## Problem to solve
Review the lines that follow and copy each one that contains the word "name".

________________________

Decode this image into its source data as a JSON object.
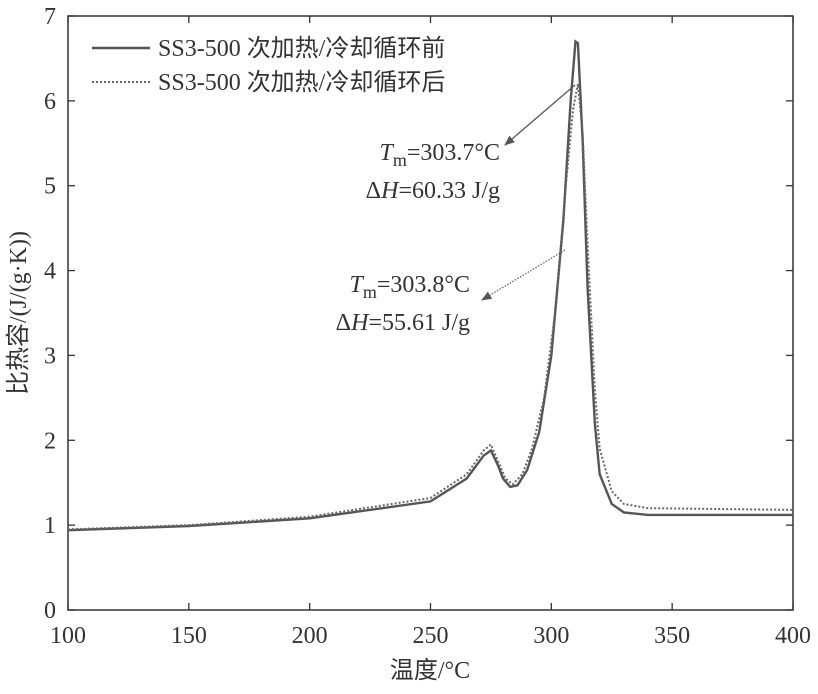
{
  "chart_data": {
    "type": "line",
    "xlabel": "温度/°C",
    "ylabel": "比热容/(J/(g·K))",
    "xlim": [
      100,
      400
    ],
    "xticks": [
      100,
      150,
      200,
      250,
      300,
      350,
      400
    ],
    "ylim": [
      0,
      7
    ],
    "yticks": [
      0,
      1,
      2,
      3,
      4,
      5,
      6,
      7
    ],
    "legend": "upper left",
    "series": [
      {
        "name": "SS3-500 次加热/冷却循环前",
        "color": "#555555",
        "style": "solid",
        "x": [
          100,
          150,
          200,
          250,
          265,
          272,
          275,
          278,
          280,
          283,
          286,
          290,
          295,
          300,
          305,
          308,
          310,
          311,
          313,
          315,
          318,
          320,
          325,
          330,
          340,
          400
        ],
        "values": [
          0.94,
          0.99,
          1.08,
          1.28,
          1.55,
          1.82,
          1.88,
          1.7,
          1.55,
          1.45,
          1.47,
          1.65,
          2.1,
          3.0,
          4.6,
          6.0,
          6.7,
          6.68,
          5.5,
          3.8,
          2.2,
          1.6,
          1.25,
          1.15,
          1.12,
          1.12
        ]
      },
      {
        "name": "SS3-500 次加热/冷却循环后",
        "color": "#666666",
        "style": "dotted",
        "x": [
          100,
          150,
          200,
          250,
          265,
          272,
          275,
          278,
          281,
          284,
          288,
          292,
          297,
          302,
          306,
          309,
          311,
          313,
          315,
          318,
          320,
          325,
          330,
          340,
          400
        ],
        "values": [
          0.95,
          1.0,
          1.1,
          1.32,
          1.6,
          1.88,
          1.95,
          1.75,
          1.55,
          1.48,
          1.6,
          1.9,
          2.5,
          3.6,
          5.0,
          5.9,
          6.2,
          5.6,
          4.3,
          2.6,
          1.9,
          1.4,
          1.25,
          1.2,
          1.18
        ]
      }
    ],
    "annotations": [
      {
        "lines": [
          [
            "T",
            "m",
            "=303.7°C"
          ],
          [
            "Δ",
            "H",
            "=60.33 J/g"
          ]
        ]
      },
      {
        "lines": [
          [
            "T",
            "m",
            "=303.8°C"
          ],
          [
            "Δ",
            "H",
            "=55.61 J/g"
          ]
        ]
      }
    ]
  }
}
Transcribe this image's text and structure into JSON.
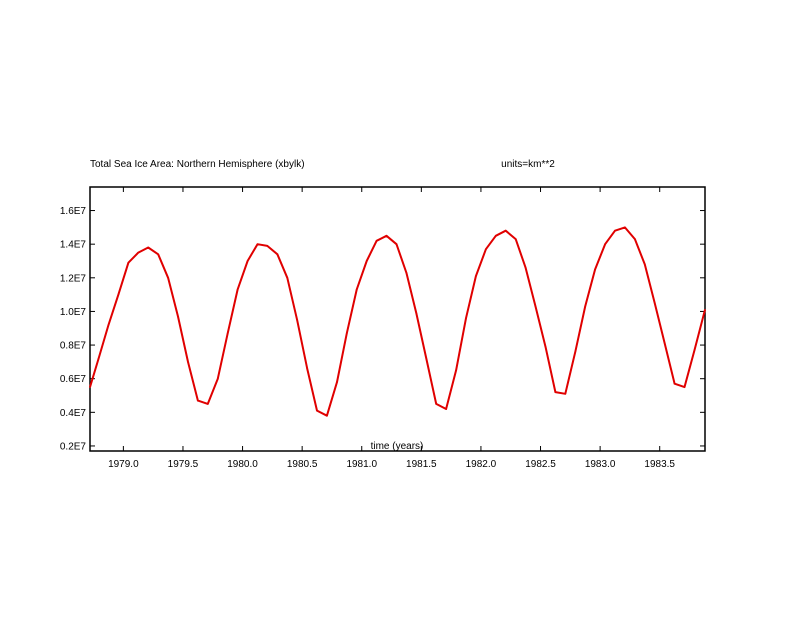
{
  "chart_data": {
    "type": "line",
    "title_left": "Total Sea Ice Area: Northern Hemisphere (xbylk)",
    "title_right": "units=km**2",
    "xlabel": "time (years)",
    "ylabel": "",
    "xlim": [
      1978.72,
      1983.88
    ],
    "ylim": [
      1700000.0,
      17400000.0
    ],
    "x_ticks": [
      1979.0,
      1979.5,
      1980.0,
      1980.5,
      1981.0,
      1981.5,
      1982.0,
      1982.5,
      1983.0,
      1983.5
    ],
    "x_tick_labels": [
      "1979.0",
      "1979.5",
      "1980.0",
      "1980.5",
      "1981.0",
      "1981.5",
      "1982.0",
      "1982.5",
      "1983.0",
      "1983.5"
    ],
    "y_ticks": [
      2000000,
      4000000,
      6000000,
      8000000,
      10000000,
      12000000,
      14000000,
      16000000
    ],
    "y_tick_labels": [
      "0.2E7",
      "0.4E7",
      "0.6E7",
      "0.8E7",
      "1.0E7",
      "1.2E7",
      "1.4E7",
      "1.6E7"
    ],
    "line_color": "#e00000",
    "grid": false,
    "series": [
      {
        "x": [
          1978.71,
          1978.792,
          1978.875,
          1978.958,
          1979.042,
          1979.125,
          1979.208,
          1979.292,
          1979.375,
          1979.458,
          1979.542,
          1979.625,
          1979.708,
          1979.792,
          1979.875,
          1979.958,
          1980.042,
          1980.125,
          1980.208,
          1980.292,
          1980.375,
          1980.458,
          1980.542,
          1980.625,
          1980.708,
          1980.792,
          1980.875,
          1980.958,
          1981.042,
          1981.125,
          1981.208,
          1981.292,
          1981.375,
          1981.458,
          1981.542,
          1981.625,
          1981.708,
          1981.792,
          1981.875,
          1981.958,
          1982.042,
          1982.125,
          1982.208,
          1982.292,
          1982.375,
          1982.458,
          1982.542,
          1982.625,
          1982.708,
          1982.792,
          1982.875,
          1982.958,
          1983.042,
          1983.125,
          1983.208,
          1983.292,
          1983.375,
          1983.458,
          1983.542,
          1983.625,
          1983.708,
          1983.792,
          1983.88
        ],
        "y": [
          5500000,
          7200000,
          9200000,
          11000000,
          12900000,
          13500000,
          13800000,
          13400000,
          12000000,
          9700000,
          7000000,
          4700000,
          4500000,
          6000000,
          8700000,
          11300000,
          13000000,
          14000000,
          13900000,
          13400000,
          12000000,
          9500000,
          6600000,
          4100000,
          3800000,
          5800000,
          8700000,
          11300000,
          13000000,
          14200000,
          14500000,
          14000000,
          12300000,
          9900000,
          7200000,
          4500000,
          4200000,
          6500000,
          9600000,
          12100000,
          13700000,
          14500000,
          14800000,
          14300000,
          12600000,
          10300000,
          7900000,
          5200000,
          5100000,
          7600000,
          10300000,
          12500000,
          14000000,
          14800000,
          15000000,
          14300000,
          12800000,
          10500000,
          8100000,
          5700000,
          5500000,
          7700000,
          10100000
        ]
      }
    ]
  }
}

________________________

## Result for this task
        "name": "SS3-500 次加热/冷却循环前",
        "name": "SS3-500 次加热/冷却循环后",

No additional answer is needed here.